• **What you are asked to do**
Wherever the word "popular" appears in the entries, copy the whole line.

• **Data shown**
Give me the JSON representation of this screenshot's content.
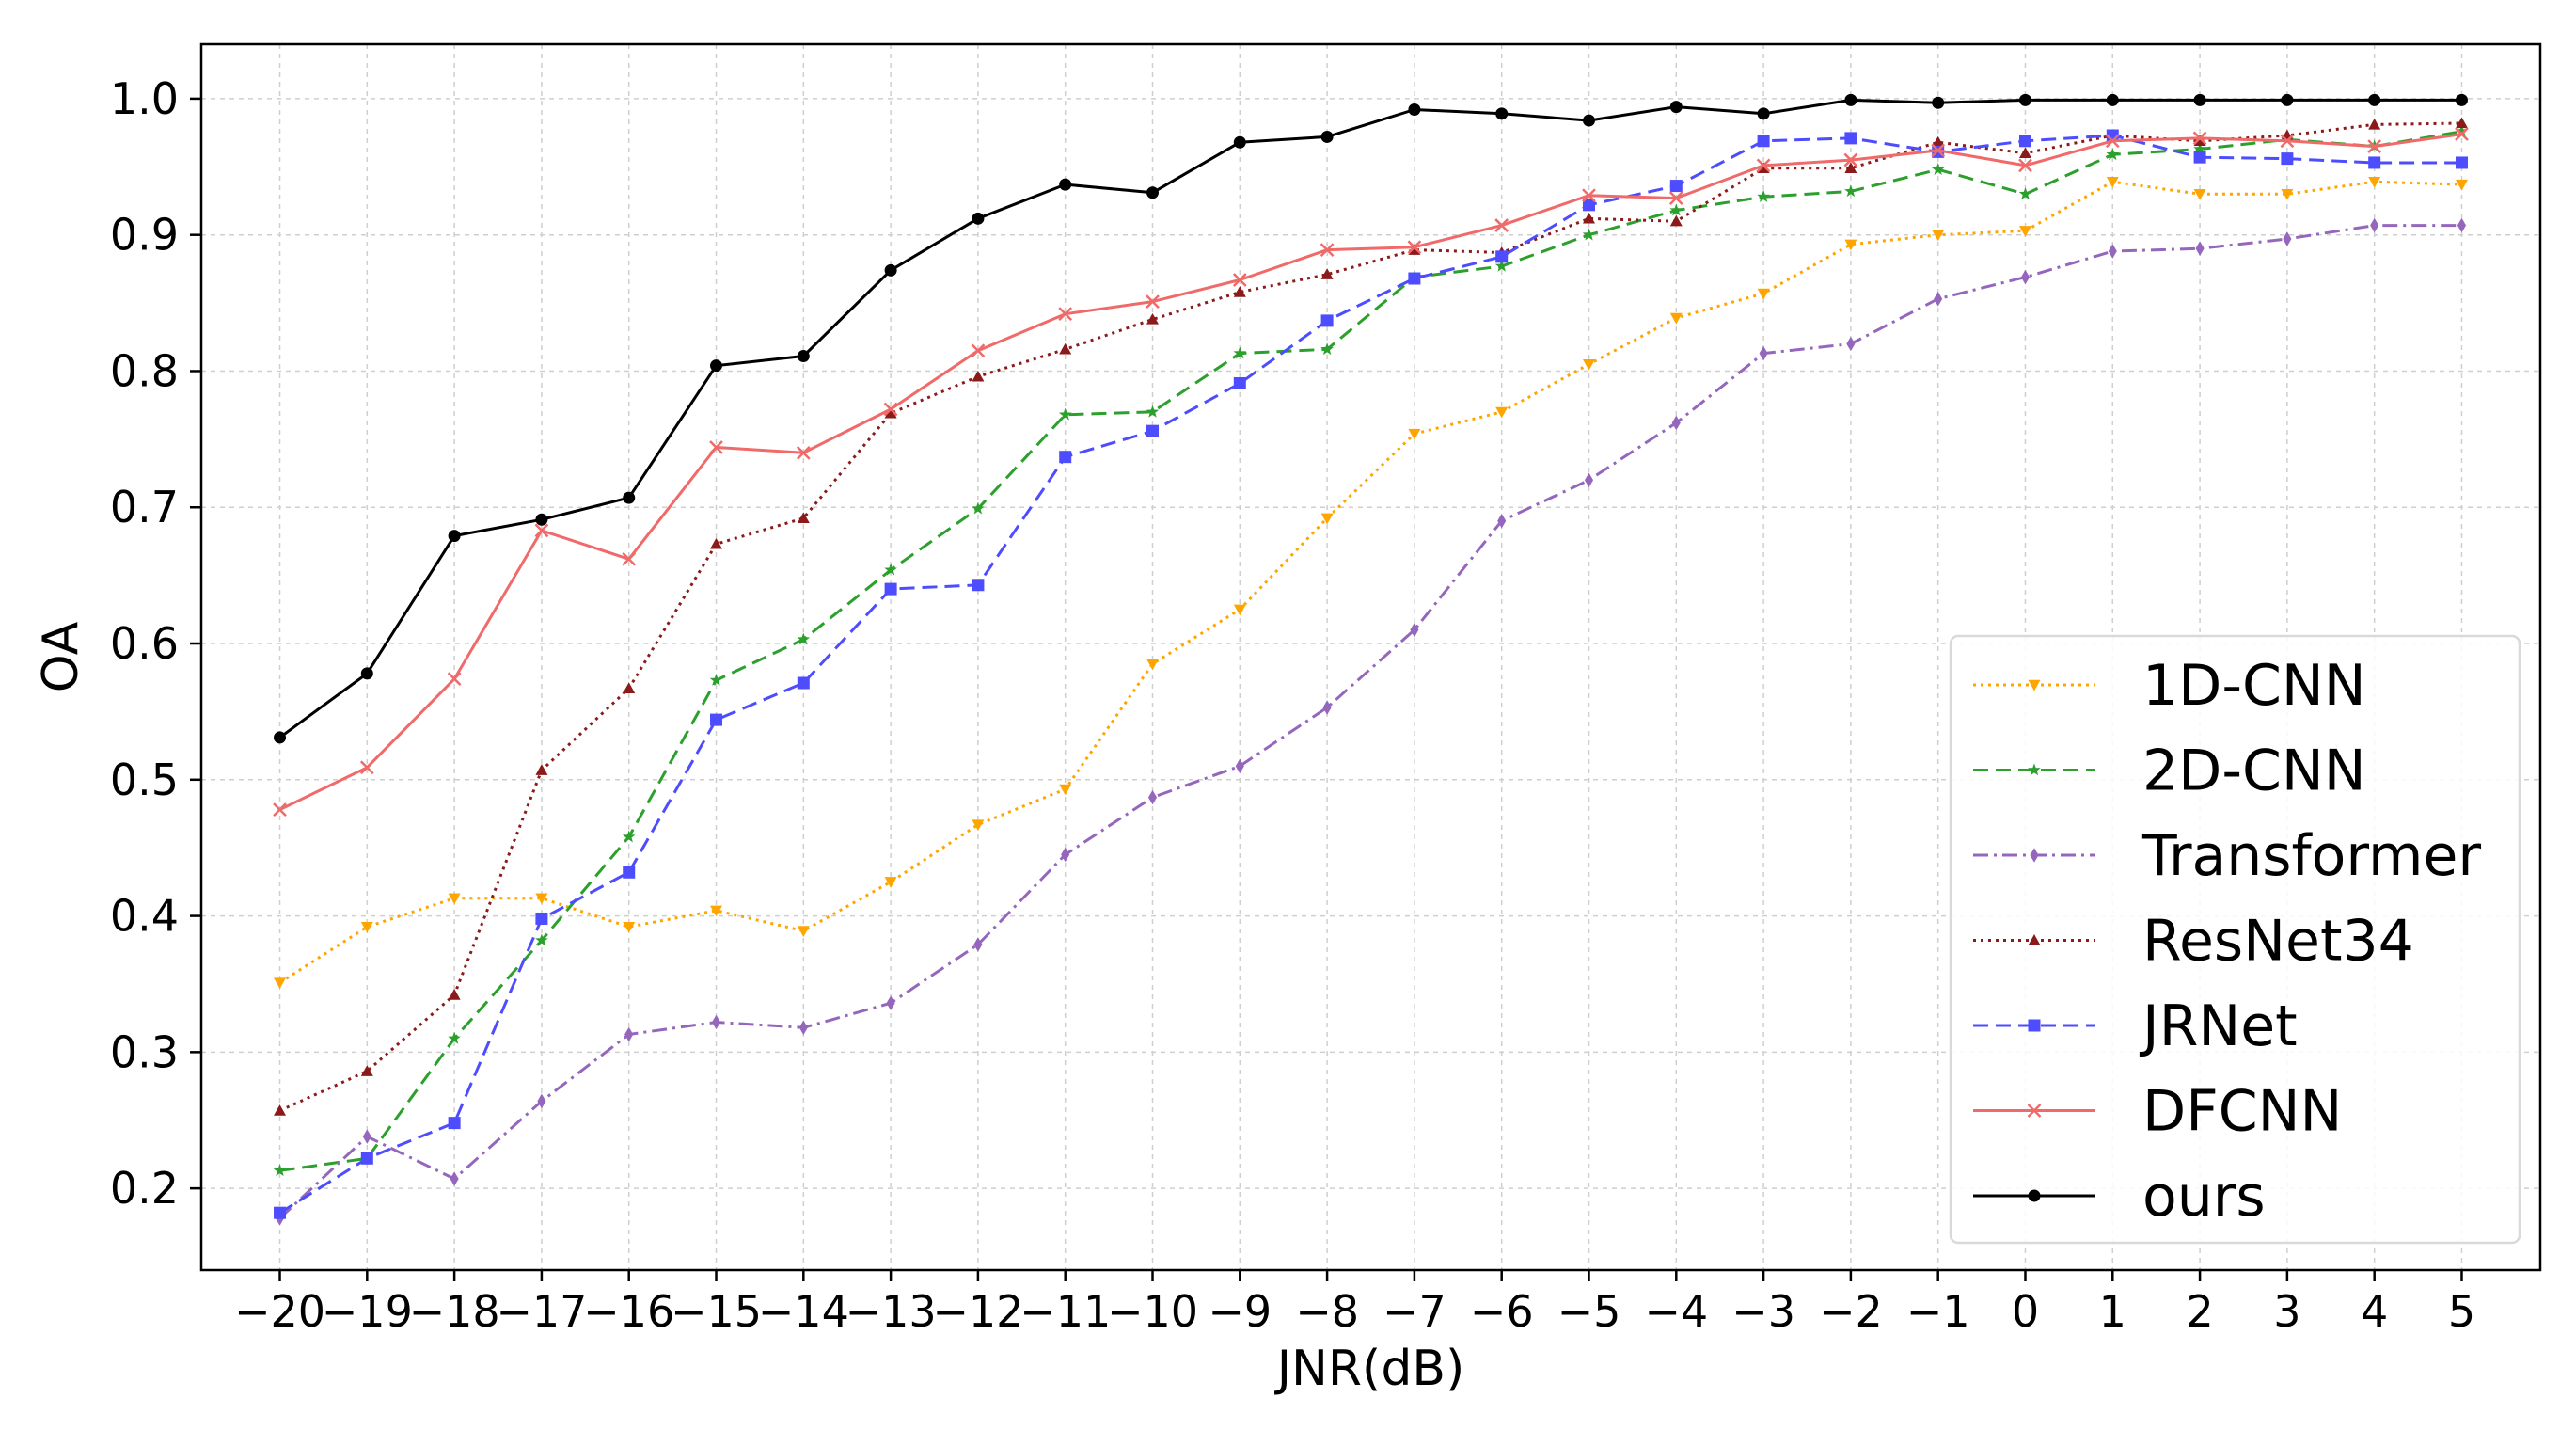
{
  "chart_data": {
    "type": "line",
    "xlabel": "JNR(dB)",
    "ylabel": "OA",
    "x": [
      -20,
      -19,
      -18,
      -17,
      -16,
      -15,
      -14,
      -13,
      -12,
      -11,
      -10,
      -9,
      -8,
      -7,
      -6,
      -5,
      -4,
      -3,
      -2,
      -1,
      0,
      1,
      2,
      3,
      4,
      5
    ],
    "x_tick_labels": [
      "−20",
      "−19",
      "−18",
      "−17",
      "−16",
      "−15",
      "−14",
      "−13",
      "−12",
      "−11",
      "−10",
      "−9",
      "−8",
      "−7",
      "−6",
      "−5",
      "−4",
      "−3",
      "−2",
      "−1",
      "0",
      "1",
      "2",
      "3",
      "4",
      "5"
    ],
    "yticks": [
      0.2,
      0.3,
      0.4,
      0.5,
      0.6,
      0.7,
      0.8,
      0.9,
      1.0
    ],
    "y_tick_labels": [
      "0.2",
      "0.3",
      "0.4",
      "0.5",
      "0.6",
      "0.7",
      "0.8",
      "0.9",
      "1.0"
    ],
    "xlim": [
      -20.9,
      5.9
    ],
    "ylim": [
      0.14,
      1.04
    ],
    "grid": true,
    "legend_position": "bottom-right",
    "series": [
      {
        "name": "1D-CNN",
        "color": "#FFA500",
        "dash": "dotted",
        "marker": "triangle-down",
        "values": [
          0.351,
          0.392,
          0.413,
          0.413,
          0.392,
          0.404,
          0.389,
          0.425,
          0.467,
          0.493,
          0.585,
          0.625,
          0.692,
          0.754,
          0.77,
          0.805,
          0.839,
          0.857,
          0.893,
          0.9,
          0.903,
          0.939,
          0.93,
          0.93,
          0.939,
          0.937
        ]
      },
      {
        "name": "2D-CNN",
        "color": "#2CA02C",
        "dash": "dashed",
        "marker": "star",
        "values": [
          0.213,
          0.222,
          0.31,
          0.382,
          0.458,
          0.573,
          0.603,
          0.654,
          0.699,
          0.768,
          0.77,
          0.813,
          0.816,
          0.869,
          0.877,
          0.9,
          0.918,
          0.928,
          0.932,
          0.948,
          0.93,
          0.959,
          0.963,
          0.97,
          0.965,
          0.976
        ]
      },
      {
        "name": "Transformer",
        "color": "#9467BD",
        "dash": "dashdot",
        "marker": "thin-diamond",
        "values": [
          0.178,
          0.238,
          0.207,
          0.264,
          0.313,
          0.322,
          0.318,
          0.336,
          0.379,
          0.445,
          0.487,
          0.51,
          0.553,
          0.61,
          0.69,
          0.72,
          0.762,
          0.813,
          0.82,
          0.853,
          0.869,
          0.888,
          0.89,
          0.897,
          0.907,
          0.907
        ]
      },
      {
        "name": "ResNet34",
        "color": "#8B1A1A",
        "dash": "dotted",
        "marker": "triangle-up",
        "values": [
          0.257,
          0.286,
          0.342,
          0.507,
          0.567,
          0.673,
          0.692,
          0.769,
          0.796,
          0.816,
          0.838,
          0.858,
          0.871,
          0.889,
          0.887,
          0.912,
          0.91,
          0.949,
          0.949,
          0.968,
          0.96,
          0.973,
          0.969,
          0.973,
          0.981,
          0.982
        ]
      },
      {
        "name": "JRNet",
        "color": "#4D4DFF",
        "dash": "dashed",
        "marker": "square",
        "values": [
          0.182,
          0.222,
          0.248,
          0.398,
          0.432,
          0.544,
          0.571,
          0.64,
          0.643,
          0.737,
          0.756,
          0.791,
          0.837,
          0.868,
          0.884,
          0.922,
          0.936,
          0.969,
          0.971,
          0.961,
          0.969,
          0.973,
          0.957,
          0.956,
          0.953,
          0.953
        ]
      },
      {
        "name": "DFCNN",
        "color": "#F06A6A",
        "dash": "solid",
        "marker": "x",
        "values": [
          0.478,
          0.509,
          0.574,
          0.683,
          0.662,
          0.744,
          0.74,
          0.772,
          0.815,
          0.842,
          0.851,
          0.867,
          0.889,
          0.891,
          0.907,
          0.929,
          0.927,
          0.951,
          0.955,
          0.962,
          0.951,
          0.969,
          0.971,
          0.969,
          0.965,
          0.974
        ]
      },
      {
        "name": "ours",
        "color": "#000000",
        "dash": "solid",
        "marker": "circle",
        "values": [
          0.531,
          0.578,
          0.679,
          0.691,
          0.707,
          0.804,
          0.811,
          0.874,
          0.912,
          0.937,
          0.931,
          0.968,
          0.972,
          0.992,
          0.989,
          0.984,
          0.994,
          0.989,
          0.999,
          0.997,
          0.999,
          0.999,
          0.999,
          0.999,
          0.999,
          0.999
        ]
      }
    ]
  }
}
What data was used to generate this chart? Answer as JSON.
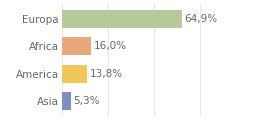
{
  "categories": [
    "Europa",
    "Africa",
    "America",
    "Asia"
  ],
  "values": [
    64.9,
    16.0,
    13.8,
    5.3
  ],
  "labels": [
    "64,9%",
    "16,0%",
    "13,8%",
    "5,3%"
  ],
  "bar_colors": [
    "#b5c99a",
    "#e8a87c",
    "#f0c85a",
    "#7b8fc4"
  ],
  "background_color": "#ffffff",
  "xlim": [
    0,
    100
  ],
  "bar_height": 0.65,
  "label_fontsize": 7.5,
  "category_fontsize": 7.5,
  "grid_color": "#dddddd",
  "text_color": "#666666",
  "grid_positions": [
    0,
    25,
    50,
    75,
    100
  ]
}
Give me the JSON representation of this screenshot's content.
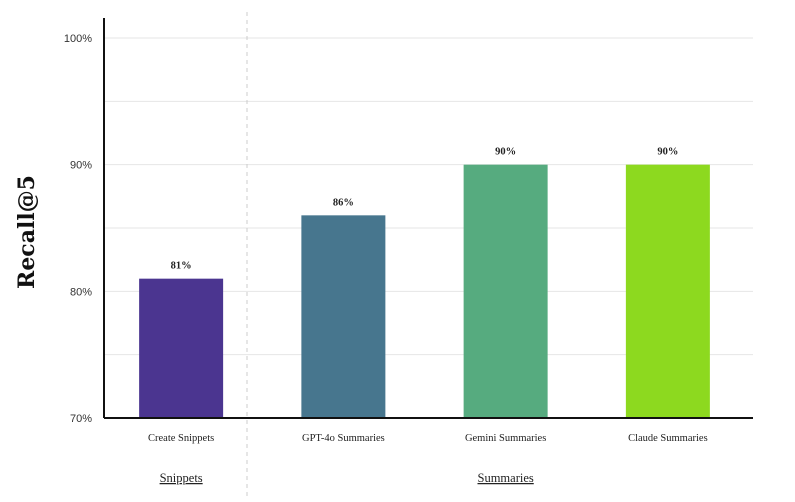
{
  "chart_data": {
    "type": "bar",
    "ylabel": "Recall@5",
    "xlabel": "",
    "ylim": [
      70,
      100
    ],
    "yticks": [
      {
        "value": 70,
        "label": "70%"
      },
      {
        "value": 80,
        "label": "80%"
      },
      {
        "value": 90,
        "label": "90%"
      },
      {
        "value": 100,
        "label": "100%"
      }
    ],
    "categories": [
      "Create Snippets",
      "GPT-4o Summaries",
      "Gemini Summaries",
      "Claude Summaries"
    ],
    "values": [
      81,
      86,
      90,
      90
    ],
    "data_labels": [
      "81%",
      "86%",
      "90%",
      "90%"
    ],
    "bar_colors": [
      "#4b3590",
      "#47768e",
      "#56ab7f",
      "#8dd91f"
    ],
    "groups": [
      {
        "label": "Snippets",
        "categories": [
          "Create Snippets"
        ]
      },
      {
        "label": "Summaries",
        "categories": [
          "GPT-4o Summaries",
          "Gemini Summaries",
          "Claude Summaries"
        ]
      }
    ],
    "grid": true,
    "legend": "none"
  }
}
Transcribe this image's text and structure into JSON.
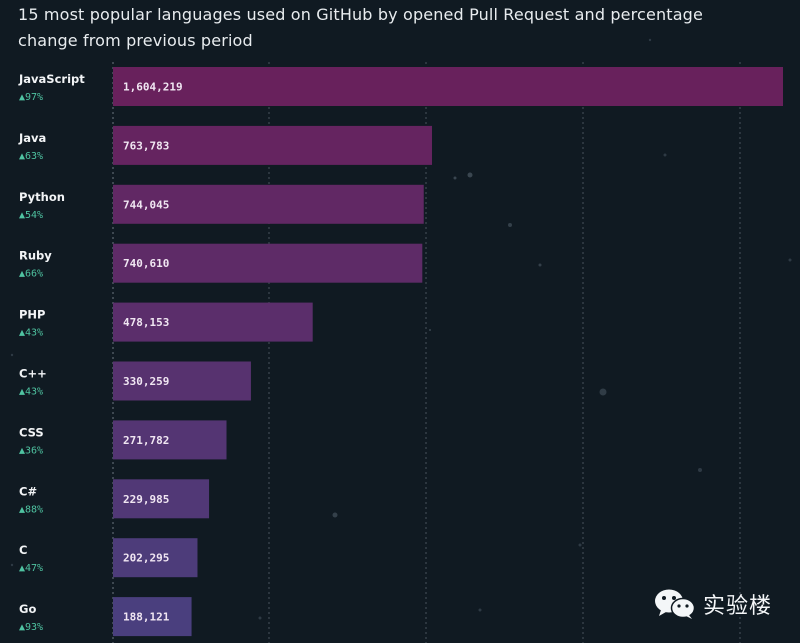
{
  "title": "15 most popular languages used on GitHub by opened Pull Request and percentage change from previous period",
  "watermark": "实验楼",
  "colors": {
    "background": "#101a22",
    "bar_start": "#68215c",
    "bar_end": "#4a3f7e",
    "change_up": "#4fc3a1"
  },
  "chart_data": {
    "type": "bar",
    "orientation": "horizontal",
    "title": "15 most popular languages used on GitHub by opened Pull Request and percentage change from previous period",
    "categories": [
      "JavaScript",
      "Java",
      "Python",
      "Ruby",
      "PHP",
      "C++",
      "CSS",
      "C#",
      "C",
      "Go"
    ],
    "values": [
      1604219,
      763783,
      744045,
      740610,
      478153,
      330259,
      271782,
      229985,
      202295,
      188121
    ],
    "value_labels": [
      "1,604,219",
      "763,783",
      "744,045",
      "740,610",
      "478,153",
      "330,259",
      "271,782",
      "229,985",
      "202,295",
      "188,121"
    ],
    "change_labels": [
      "▲97%",
      "▲63%",
      "▲54%",
      "▲66%",
      "▲43%",
      "▲43%",
      "▲36%",
      "▲88%",
      "▲47%",
      "▲93%"
    ],
    "xlim": [
      0,
      1604219
    ],
    "grid": true,
    "legend": "none"
  }
}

• **Complete response**
  "title": "15 most popular languages used on GitHub by opened Pull Request and percentage change from previous period",
    "title": "15 most popular languages used on GitHub by opened Pull Request and percentage change from previous period",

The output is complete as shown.